> [What the task requires]:
Look through the data below. Show each line where the string "Enumerate" occurs.

(Stored entries)
□ □ □ □ □ □ □

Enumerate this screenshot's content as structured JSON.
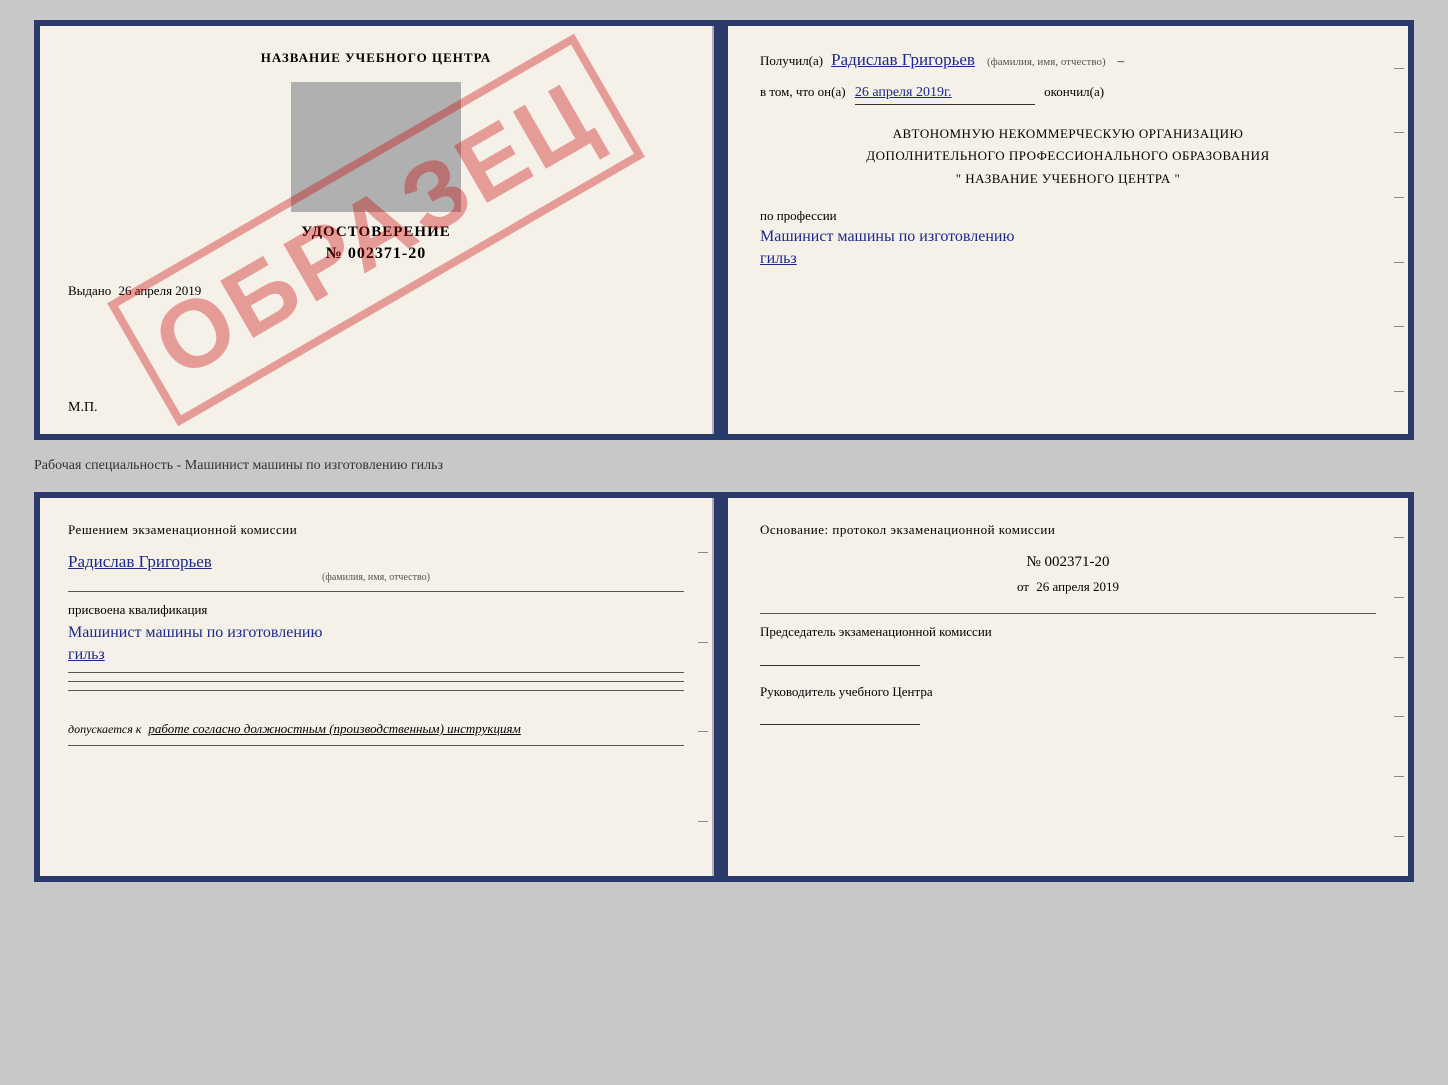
{
  "top_doc": {
    "left": {
      "header": "НАЗВАНИЕ УЧЕБНОГО ЦЕНТРА",
      "cert_title": "УДОСТОВЕРЕНИЕ",
      "cert_number": "№ 002371-20",
      "issued_label": "Выдано",
      "issued_date": "26 апреля 2019",
      "mp_label": "М.П.",
      "watermark": "ОБРАЗЕЦ"
    },
    "right": {
      "received_prefix": "Получил(а)",
      "recipient_name": "Радислав Григорьев",
      "name_hint": "(фамилия, имя, отчество)",
      "date_prefix": "в том, что он(а)",
      "date_value": "26 апреля 2019г.",
      "date_suffix": "окончил(а)",
      "org_line1": "АВТОНОМНУЮ НЕКОММЕРЧЕСКУЮ ОРГАНИЗАЦИЮ",
      "org_line2": "ДОПОЛНИТЕЛЬНОГО ПРОФЕССИОНАЛЬНОГО ОБРАЗОВАНИЯ",
      "org_line3": "\" НАЗВАНИЕ УЧЕБНОГО ЦЕНТРА \"",
      "profession_label": "по профессии",
      "profession_value": "Машинист машины по изготовлению",
      "profession_value2": "гильз"
    }
  },
  "separator": "Рабочая специальность - Машинист машины по изготовлению гильз",
  "bottom_doc": {
    "left": {
      "commission_title": "Решением  экзаменационной  комиссии",
      "person_name": "Радислав Григорьев",
      "name_hint": "(фамилия, имя, отчество)",
      "qualified_label": "присвоена квалификация",
      "qualification": "Машинист  машины  по изготовлению",
      "qualification2": "гильз",
      "admit_prefix": "допускается к",
      "admit_text": "работе согласно должностным (производственным) инструкциям"
    },
    "right": {
      "basis_title": "Основание:  протокол экзаменационной  комиссии",
      "protocol_number": "№  002371-20",
      "date_prefix": "от",
      "date_value": "26 апреля 2019",
      "chairman_label": "Председатель экзаменационной комиссии",
      "director_label": "Руководитель учебного Центра"
    }
  }
}
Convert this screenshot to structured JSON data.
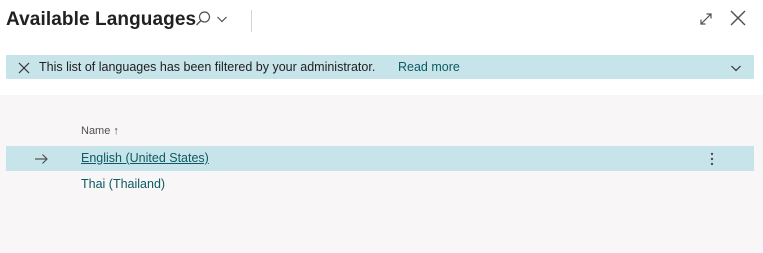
{
  "page": {
    "title": "Available Languages"
  },
  "header": {
    "search_icon": "search-icon",
    "dropdown_icon": "chevron-down-icon",
    "expand_icon": "expand-icon",
    "close_icon": "close-icon"
  },
  "banner": {
    "message": "This list of languages has been filtered by your administrator.",
    "link": "Read more",
    "color": "#c7e4ea"
  },
  "list": {
    "column_header": "Name",
    "sort_indicator": "↑",
    "rows": [
      {
        "name": "English (United States)",
        "selected": true
      },
      {
        "name": "Thai (Thailand)",
        "selected": false
      }
    ]
  },
  "colors": {
    "accent": "#0c5a63",
    "selection": "#c7e4ea",
    "list_background": "#f8f6f6"
  }
}
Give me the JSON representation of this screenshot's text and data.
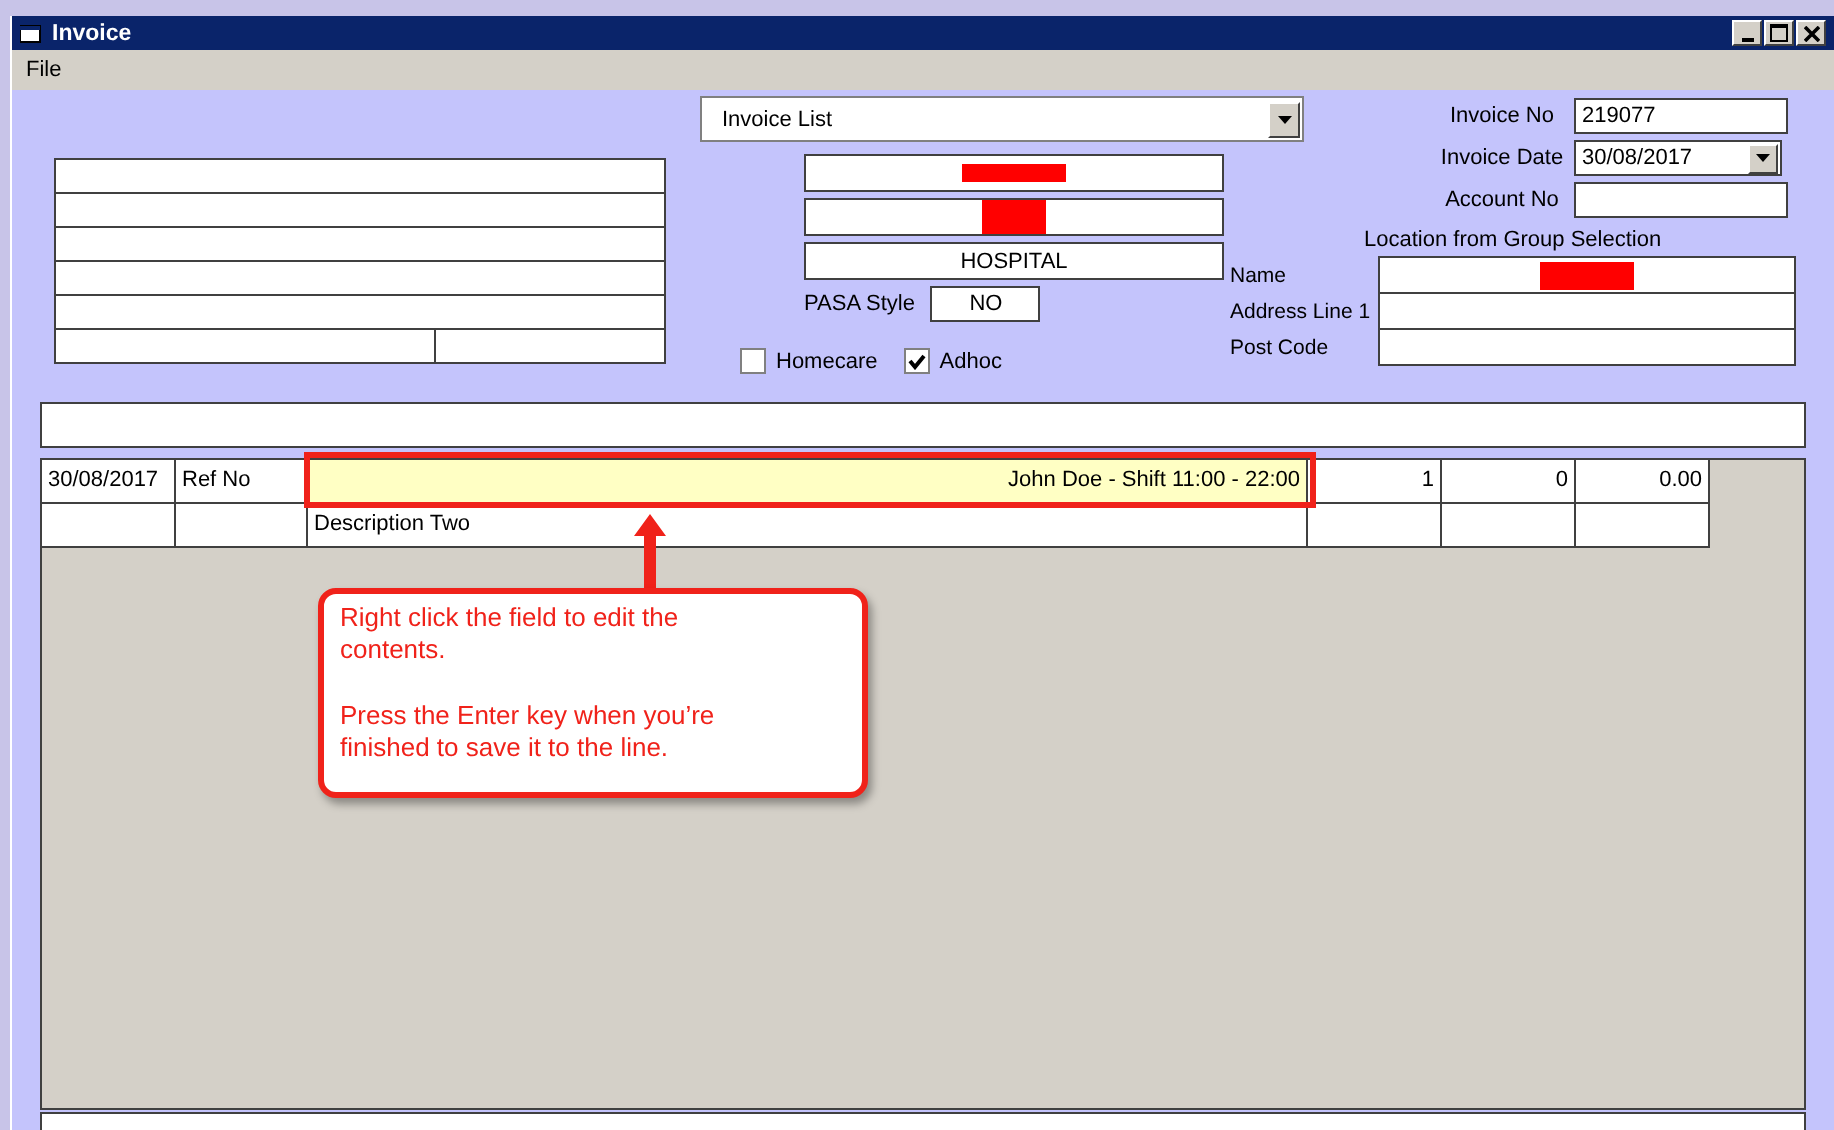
{
  "window": {
    "title": "Invoice"
  },
  "menu": [
    "File"
  ],
  "invoice_list": {
    "value": "Invoice List"
  },
  "customer_fields": [
    {
      "kind": "redacted"
    },
    {
      "kind": "redacted"
    },
    {
      "kind": "text",
      "value": "HOSPITAL"
    }
  ],
  "pasa_style": {
    "label": "PASA Style",
    "value": "NO"
  },
  "options": [
    {
      "label": "Homecare",
      "checked": false
    },
    {
      "label": "Adhoc",
      "checked": true
    }
  ],
  "invoice_fields": [
    {
      "label": "Invoice No",
      "kind": "text",
      "value": "219077"
    },
    {
      "label": "Invoice Date",
      "kind": "dropdown",
      "value": "30/08/2017"
    },
    {
      "label": "Account No",
      "kind": "text"
    }
  ],
  "location": {
    "heading": "Location from Group Selection",
    "fields": [
      {
        "label": "Name",
        "kind": "redacted"
      },
      {
        "label": "Address Line 1",
        "kind": "text"
      },
      {
        "label": "Post Code",
        "kind": "text"
      }
    ]
  },
  "lines": [
    {
      "cells": [
        "30/08/2017",
        "Ref No",
        "John Doe - Shift 11:00 - 22:00",
        "1",
        "0",
        "0.00"
      ],
      "editing": true
    },
    {
      "description": "Description Two",
      "editing": false
    }
  ],
  "callout": {
    "paragraphs": [
      "Right click the field to edit the contents.",
      "Press the Enter key when you’re finished to save it to the line."
    ]
  }
}
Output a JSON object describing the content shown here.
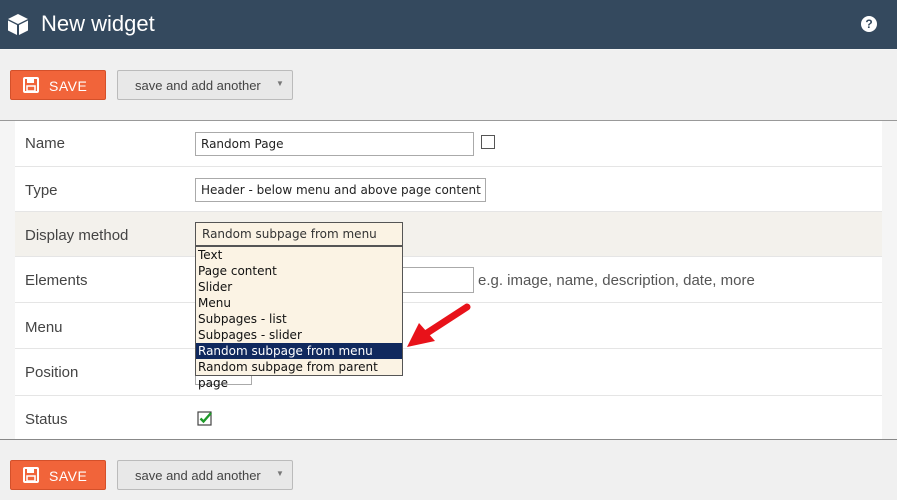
{
  "header": {
    "title": "New widget",
    "help_label": "?",
    "icon": "cube-icon"
  },
  "toolbar": {
    "save_label": "SAVE",
    "save_add_label": "save and add another"
  },
  "form": {
    "name": {
      "label": "Name",
      "value": "Random Page"
    },
    "type": {
      "label": "Type",
      "value": "Header - below menu and above page content"
    },
    "display_method": {
      "label": "Display method",
      "value": "Random subpage from menu",
      "options": [
        "Text",
        "Page content",
        "Slider",
        "Menu",
        "Subpages - list",
        "Subpages - slider",
        "Random subpage from menu",
        "Random subpage from parent page"
      ],
      "selected_index": 6
    },
    "elements": {
      "label": "Elements",
      "hint": "e.g. image, name, description, date, more"
    },
    "menu": {
      "label": "Menu"
    },
    "position": {
      "label": "Position"
    },
    "status": {
      "label": "Status",
      "checked": true
    }
  },
  "colors": {
    "header_bg": "#34495e",
    "save_bg": "#f1643a",
    "dropdown_bg": "#fbf3e4",
    "selected_option_bg": "#10295e",
    "arrow": "#e8121a"
  }
}
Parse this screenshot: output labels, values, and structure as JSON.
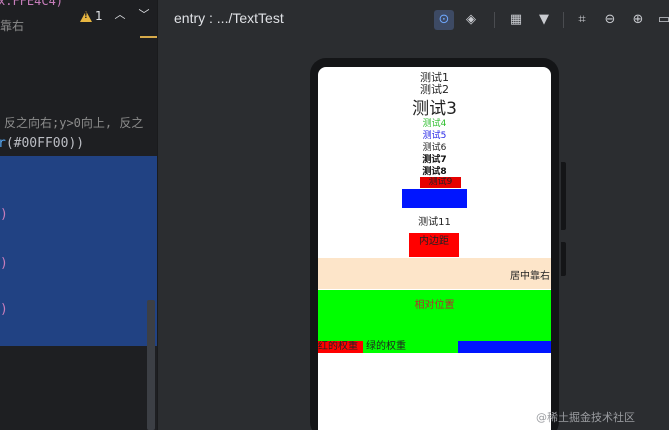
{
  "editor": {
    "top_fragment": "x.FFE4C4)",
    "sub_fragment": "靠右",
    "warning_count": "1",
    "comment_fragment": "反之向右;y>0向上, 反之",
    "color_fragment_fn": "r",
    "color_fragment_arg": "(#00FF00))",
    "paren_1": ")",
    "paren_2": ")",
    "paren_3": ")"
  },
  "preview": {
    "title": "entry : .../TextTest",
    "toolbar": {
      "inspect_icon": "inspect-icon",
      "layers_icon": "layers-icon",
      "grid_icon": "grid-icon",
      "dropdown_icon": "chevron-down-icon",
      "crop_icon": "crop-icon",
      "zoom_out_icon": "zoom-out-icon",
      "zoom_in_icon": "zoom-in-icon",
      "more_icon": "more-icon"
    },
    "screen": {
      "text1": "测试1",
      "text2": "测试2",
      "text3": "测试3",
      "text4": "测试4",
      "text5": "测试5",
      "text6": "测试6",
      "text7": "测试7",
      "text8": "测试8",
      "text9": "测试9",
      "text11": "测试11",
      "padding_label": "内边距",
      "center_right_label": "居中靠右",
      "relative_position_label": "相对位置",
      "red_weight_label": "红的权重",
      "green_weight_label": "绿的权重"
    },
    "colors": {
      "green": "#00FF00",
      "red": "#FF0000",
      "blue": "#0015FF",
      "bisque": "#FFE4C4"
    }
  },
  "watermark": "@稀土掘金技术社区"
}
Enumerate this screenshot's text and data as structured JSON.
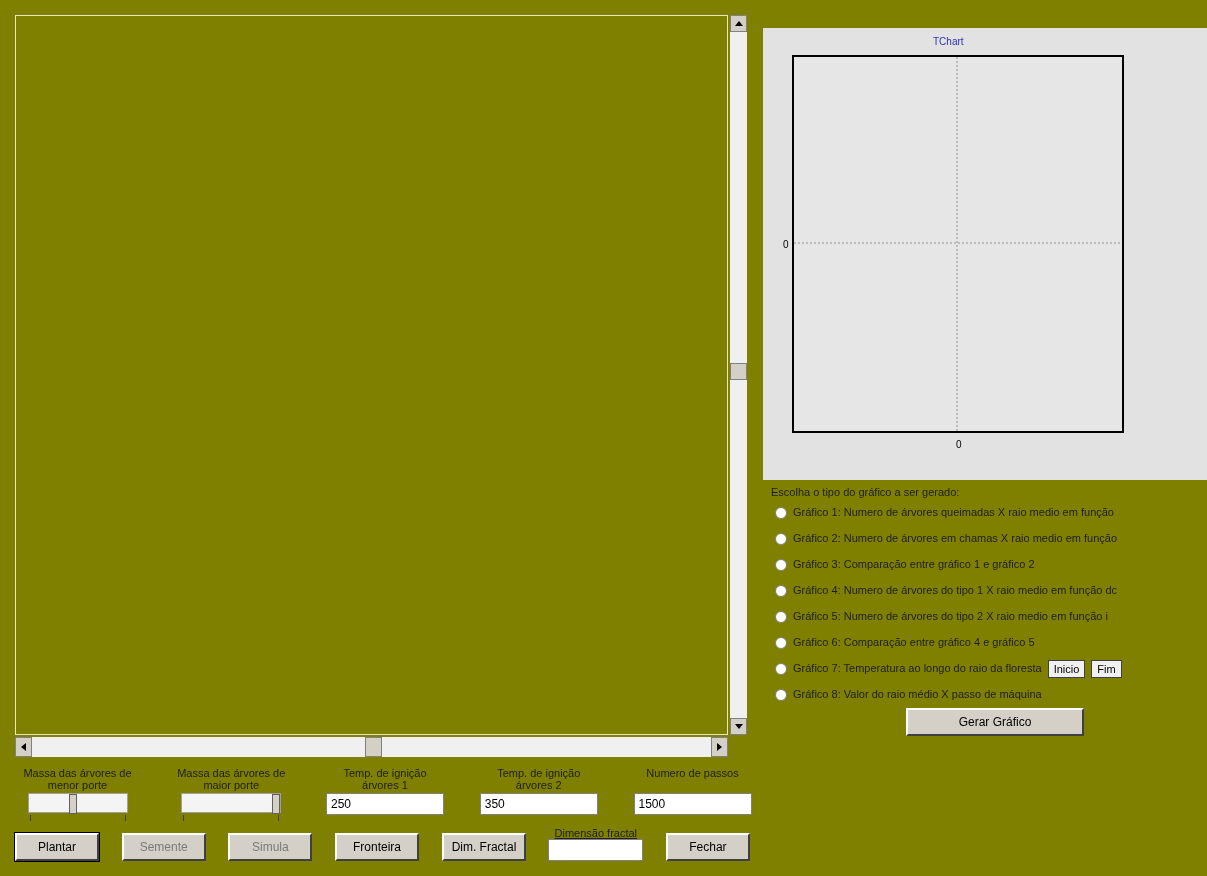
{
  "controls": [
    {
      "kind": "slider",
      "label": "Massa das árvores de menor porte",
      "level": 0.45
    },
    {
      "kind": "slider",
      "label": "Massa das árvores de maior porte",
      "level": 1
    },
    {
      "kind": "field",
      "label": "Temp. de ignição árvores 1",
      "value": "250"
    },
    {
      "kind": "field",
      "label": "Temp. de ignição árvores 2",
      "value": "350"
    },
    {
      "kind": "field",
      "label": "Numero de passos",
      "value": "1500"
    }
  ],
  "buttons": [
    {
      "kind": "button",
      "label": "Plantar",
      "disabled": false,
      "focused": true
    },
    {
      "kind": "button",
      "label": "Semente",
      "disabled": true,
      "focused": false
    },
    {
      "kind": "button",
      "label": "Simula",
      "disabled": true,
      "focused": false
    },
    {
      "kind": "button",
      "label": "Fronteira",
      "disabled": false,
      "focused": false
    },
    {
      "kind": "button",
      "label": "Dim. Fractal",
      "disabled": false,
      "focused": false
    },
    {
      "kind": "field",
      "label": "Dimensão fractal"
    },
    {
      "kind": "button",
      "label": "Fechar",
      "disabled": false,
      "focused": false
    }
  ],
  "chart": {
    "title": "TChart",
    "y_axis_label": "0",
    "x_axis_label": "0"
  },
  "chart_type": {
    "prompt": "Escolha o tipo do gráfico a ser gerado:",
    "options": [
      {
        "label": "Gráfico 1: Numero de árvores queimadas X raio medio em função",
        "selected": false
      },
      {
        "label": "Gráfico 2: Numero de árvores em chamas X raio medio em função",
        "selected": false
      },
      {
        "label": "Gráfico 3: Comparação entre gráfico 1 e gráfico 2",
        "selected": false
      },
      {
        "label": "Gráfico 4: Numero de árvores do tipo 1 X raio medio em função dc",
        "selected": false
      },
      {
        "label": "Gráfico 5: Numero de árvores do tipo 2 X raio medio em função i",
        "selected": false
      },
      {
        "label": "Gráfico 6: Comparação entre gráfico 4 e gráfico 5",
        "selected": false
      },
      {
        "label": "Gráfico 7: Temperatura ao longo do raio da floresta",
        "selected": false,
        "buttons": [
          "Inicio",
          "Fim"
        ]
      },
      {
        "label": "Gráfico 8: Valor do raio médio X passo de máquina",
        "selected": false
      }
    ],
    "generate_button": "Gerar Gráfico"
  }
}
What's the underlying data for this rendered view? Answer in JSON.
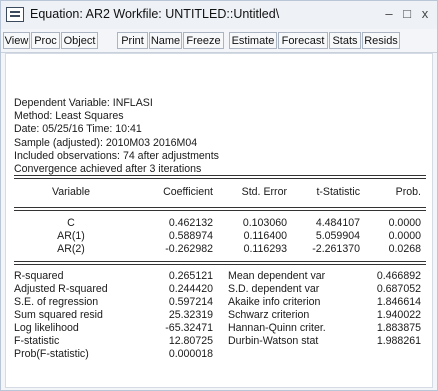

□ □ □ □ □ □ □

> [In response]:
Enumerate this screenshot's content as structured JSON.
Enumerate this screenshot's text and data as structured JSON.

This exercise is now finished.